**What the task requires**
Nothing in the data should change when you return it, but leave the pictures out.

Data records
========================
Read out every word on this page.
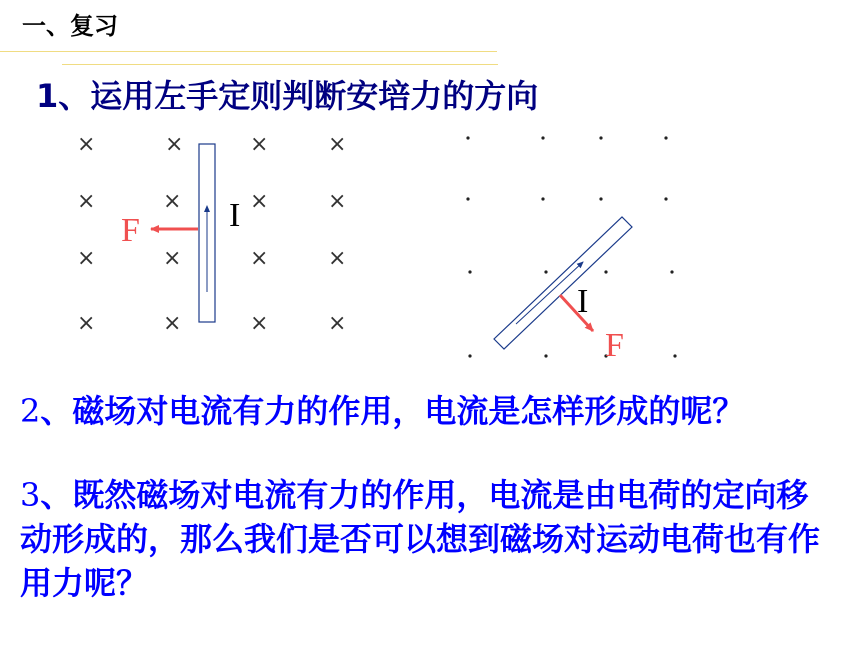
一、复习
1、运用左手定则判断安培力的方向
×	×	×	×
×	×	×	×
×	×	×	×
×	×	×	×
I
F
I
F
2、磁场对电流有力的作用，电流是怎样形成的呢？
3、既然磁场对电流有力的作用，电流是由电荷的定向移动形成的，那么我们是否可以想到磁场对运动电荷也有作用力呢？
========================
**Answer below**
Read out every word on this page.
一、复习
1、运用左手定则判断安培力的方向
×	×	×	×
×	×	×	×
×	×	×	×
×	×	×	×
I
F
I
F
2、磁场对电流有力的作用，电流是怎样形成的呢？
3、既然磁场对电流有力的作用，电流是由电荷的定向移动形成的，那么我们是否可以想到磁场对运动电荷也有作用力呢？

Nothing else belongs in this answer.